-- Provided entries start --

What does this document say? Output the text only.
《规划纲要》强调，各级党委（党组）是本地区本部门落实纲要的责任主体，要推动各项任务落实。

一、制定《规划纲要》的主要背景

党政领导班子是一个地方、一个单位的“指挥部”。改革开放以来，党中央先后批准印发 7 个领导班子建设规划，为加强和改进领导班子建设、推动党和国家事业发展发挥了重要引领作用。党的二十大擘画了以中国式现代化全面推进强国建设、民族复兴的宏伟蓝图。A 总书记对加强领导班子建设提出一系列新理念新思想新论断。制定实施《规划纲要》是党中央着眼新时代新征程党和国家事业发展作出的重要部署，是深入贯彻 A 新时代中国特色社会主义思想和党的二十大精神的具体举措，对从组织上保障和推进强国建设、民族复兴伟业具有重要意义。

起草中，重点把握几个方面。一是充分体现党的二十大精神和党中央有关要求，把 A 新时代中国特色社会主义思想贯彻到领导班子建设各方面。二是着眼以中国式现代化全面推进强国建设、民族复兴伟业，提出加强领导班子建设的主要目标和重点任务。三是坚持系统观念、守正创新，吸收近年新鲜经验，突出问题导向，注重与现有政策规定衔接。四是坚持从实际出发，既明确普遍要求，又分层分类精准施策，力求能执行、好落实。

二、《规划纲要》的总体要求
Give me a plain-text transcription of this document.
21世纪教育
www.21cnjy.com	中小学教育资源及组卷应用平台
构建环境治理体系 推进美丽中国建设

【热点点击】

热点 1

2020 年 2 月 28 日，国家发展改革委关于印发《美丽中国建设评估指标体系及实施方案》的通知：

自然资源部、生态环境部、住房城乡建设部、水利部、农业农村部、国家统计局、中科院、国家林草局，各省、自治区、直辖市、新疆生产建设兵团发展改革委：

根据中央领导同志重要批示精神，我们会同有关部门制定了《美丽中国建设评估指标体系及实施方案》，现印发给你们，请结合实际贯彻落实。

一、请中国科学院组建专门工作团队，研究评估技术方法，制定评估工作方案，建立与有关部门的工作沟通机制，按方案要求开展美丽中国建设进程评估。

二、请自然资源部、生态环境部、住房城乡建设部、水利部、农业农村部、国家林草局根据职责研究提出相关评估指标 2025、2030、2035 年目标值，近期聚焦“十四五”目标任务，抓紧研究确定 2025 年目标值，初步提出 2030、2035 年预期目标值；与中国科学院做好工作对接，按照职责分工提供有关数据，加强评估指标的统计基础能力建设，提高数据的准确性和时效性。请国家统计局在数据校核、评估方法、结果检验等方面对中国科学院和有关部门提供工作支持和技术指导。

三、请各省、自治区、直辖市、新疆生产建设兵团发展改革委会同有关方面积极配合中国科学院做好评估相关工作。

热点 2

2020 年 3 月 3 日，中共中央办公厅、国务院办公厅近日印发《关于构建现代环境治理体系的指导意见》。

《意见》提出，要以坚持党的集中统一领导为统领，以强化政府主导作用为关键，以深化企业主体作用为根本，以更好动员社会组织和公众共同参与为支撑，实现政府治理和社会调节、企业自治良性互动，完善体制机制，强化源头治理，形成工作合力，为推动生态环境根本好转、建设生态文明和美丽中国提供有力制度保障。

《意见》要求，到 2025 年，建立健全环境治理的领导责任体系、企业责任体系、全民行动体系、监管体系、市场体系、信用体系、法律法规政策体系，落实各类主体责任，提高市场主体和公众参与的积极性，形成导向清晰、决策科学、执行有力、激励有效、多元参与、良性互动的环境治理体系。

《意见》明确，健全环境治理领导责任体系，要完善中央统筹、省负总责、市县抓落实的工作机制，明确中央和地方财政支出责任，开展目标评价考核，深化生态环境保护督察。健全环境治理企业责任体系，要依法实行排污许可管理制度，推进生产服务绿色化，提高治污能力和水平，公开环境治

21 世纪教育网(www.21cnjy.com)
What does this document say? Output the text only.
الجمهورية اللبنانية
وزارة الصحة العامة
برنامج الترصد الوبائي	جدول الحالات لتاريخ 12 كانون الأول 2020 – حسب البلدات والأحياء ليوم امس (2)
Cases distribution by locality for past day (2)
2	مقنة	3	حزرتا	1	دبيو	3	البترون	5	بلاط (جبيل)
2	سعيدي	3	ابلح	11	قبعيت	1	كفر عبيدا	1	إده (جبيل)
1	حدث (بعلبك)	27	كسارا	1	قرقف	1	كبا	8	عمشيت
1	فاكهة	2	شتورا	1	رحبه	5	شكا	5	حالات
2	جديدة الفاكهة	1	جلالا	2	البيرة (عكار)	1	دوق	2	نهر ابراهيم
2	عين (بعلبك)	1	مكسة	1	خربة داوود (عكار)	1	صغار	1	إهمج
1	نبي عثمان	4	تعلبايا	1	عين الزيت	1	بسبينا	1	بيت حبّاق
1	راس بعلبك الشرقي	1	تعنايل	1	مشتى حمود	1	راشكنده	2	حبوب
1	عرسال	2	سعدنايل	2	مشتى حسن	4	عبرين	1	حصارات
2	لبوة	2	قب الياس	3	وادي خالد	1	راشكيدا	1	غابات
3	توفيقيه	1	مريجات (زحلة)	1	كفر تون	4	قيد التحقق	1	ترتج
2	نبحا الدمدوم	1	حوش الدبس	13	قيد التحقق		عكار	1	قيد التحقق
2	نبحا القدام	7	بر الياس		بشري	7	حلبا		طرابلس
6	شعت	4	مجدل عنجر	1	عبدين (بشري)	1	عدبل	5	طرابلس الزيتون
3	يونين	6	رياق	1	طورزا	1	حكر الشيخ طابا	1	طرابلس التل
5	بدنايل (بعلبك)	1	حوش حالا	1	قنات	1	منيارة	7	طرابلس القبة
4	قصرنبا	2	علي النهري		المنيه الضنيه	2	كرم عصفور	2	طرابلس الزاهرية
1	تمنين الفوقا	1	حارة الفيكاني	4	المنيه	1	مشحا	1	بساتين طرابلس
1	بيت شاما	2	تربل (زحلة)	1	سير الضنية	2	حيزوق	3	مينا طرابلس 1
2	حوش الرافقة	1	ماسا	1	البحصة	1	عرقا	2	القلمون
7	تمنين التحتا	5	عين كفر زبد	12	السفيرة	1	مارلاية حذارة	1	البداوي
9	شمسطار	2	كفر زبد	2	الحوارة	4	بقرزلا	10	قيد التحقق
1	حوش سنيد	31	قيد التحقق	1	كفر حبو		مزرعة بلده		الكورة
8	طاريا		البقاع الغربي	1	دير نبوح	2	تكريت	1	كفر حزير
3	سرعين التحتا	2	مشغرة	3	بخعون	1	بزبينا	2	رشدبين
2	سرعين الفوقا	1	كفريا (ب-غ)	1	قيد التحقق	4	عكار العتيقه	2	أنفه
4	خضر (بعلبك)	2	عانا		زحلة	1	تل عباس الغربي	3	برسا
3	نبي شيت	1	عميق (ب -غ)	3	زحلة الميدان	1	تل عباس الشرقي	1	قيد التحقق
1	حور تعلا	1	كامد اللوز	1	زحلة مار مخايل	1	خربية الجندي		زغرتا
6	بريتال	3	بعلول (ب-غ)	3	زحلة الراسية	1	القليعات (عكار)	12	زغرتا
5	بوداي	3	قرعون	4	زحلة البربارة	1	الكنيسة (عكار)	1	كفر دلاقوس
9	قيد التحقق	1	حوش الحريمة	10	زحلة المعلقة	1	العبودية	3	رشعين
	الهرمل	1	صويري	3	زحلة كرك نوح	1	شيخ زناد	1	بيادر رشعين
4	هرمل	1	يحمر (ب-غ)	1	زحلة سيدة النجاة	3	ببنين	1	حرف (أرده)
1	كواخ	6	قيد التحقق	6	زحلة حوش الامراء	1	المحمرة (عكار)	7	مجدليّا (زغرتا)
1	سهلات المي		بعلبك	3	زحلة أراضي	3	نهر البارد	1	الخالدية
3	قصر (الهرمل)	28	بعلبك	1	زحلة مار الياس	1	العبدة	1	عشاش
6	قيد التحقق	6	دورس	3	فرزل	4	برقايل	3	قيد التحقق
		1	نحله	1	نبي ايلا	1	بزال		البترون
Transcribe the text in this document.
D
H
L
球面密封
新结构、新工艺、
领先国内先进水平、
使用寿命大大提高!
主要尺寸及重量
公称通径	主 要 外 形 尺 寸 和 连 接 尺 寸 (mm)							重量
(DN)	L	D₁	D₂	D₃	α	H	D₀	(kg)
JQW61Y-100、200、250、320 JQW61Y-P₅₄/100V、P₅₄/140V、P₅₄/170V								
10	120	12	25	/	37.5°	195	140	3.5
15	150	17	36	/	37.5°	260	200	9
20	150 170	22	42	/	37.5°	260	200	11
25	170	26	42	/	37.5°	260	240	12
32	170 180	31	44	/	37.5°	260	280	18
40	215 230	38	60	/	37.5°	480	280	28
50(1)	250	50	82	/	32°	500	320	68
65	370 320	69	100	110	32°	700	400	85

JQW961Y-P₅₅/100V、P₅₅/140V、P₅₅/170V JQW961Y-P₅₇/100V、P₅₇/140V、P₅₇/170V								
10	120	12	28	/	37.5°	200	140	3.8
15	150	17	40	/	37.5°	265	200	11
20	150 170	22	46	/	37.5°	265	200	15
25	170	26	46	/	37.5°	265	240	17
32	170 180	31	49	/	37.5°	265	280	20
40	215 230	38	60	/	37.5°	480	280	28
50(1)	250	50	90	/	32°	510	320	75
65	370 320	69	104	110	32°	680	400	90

-- Provided entries end --

From the entries, copy out each line containing the word "المنيه".

4	قصرنبا	2	علي النهري		المنيه الضنيه	2	كرم عصفور	2	طرابلس الزاهرية
1	تمنين الفوقا	1	حارة الفيكاني	4	المنيه	1	مشحا	1	بساتين طرابلس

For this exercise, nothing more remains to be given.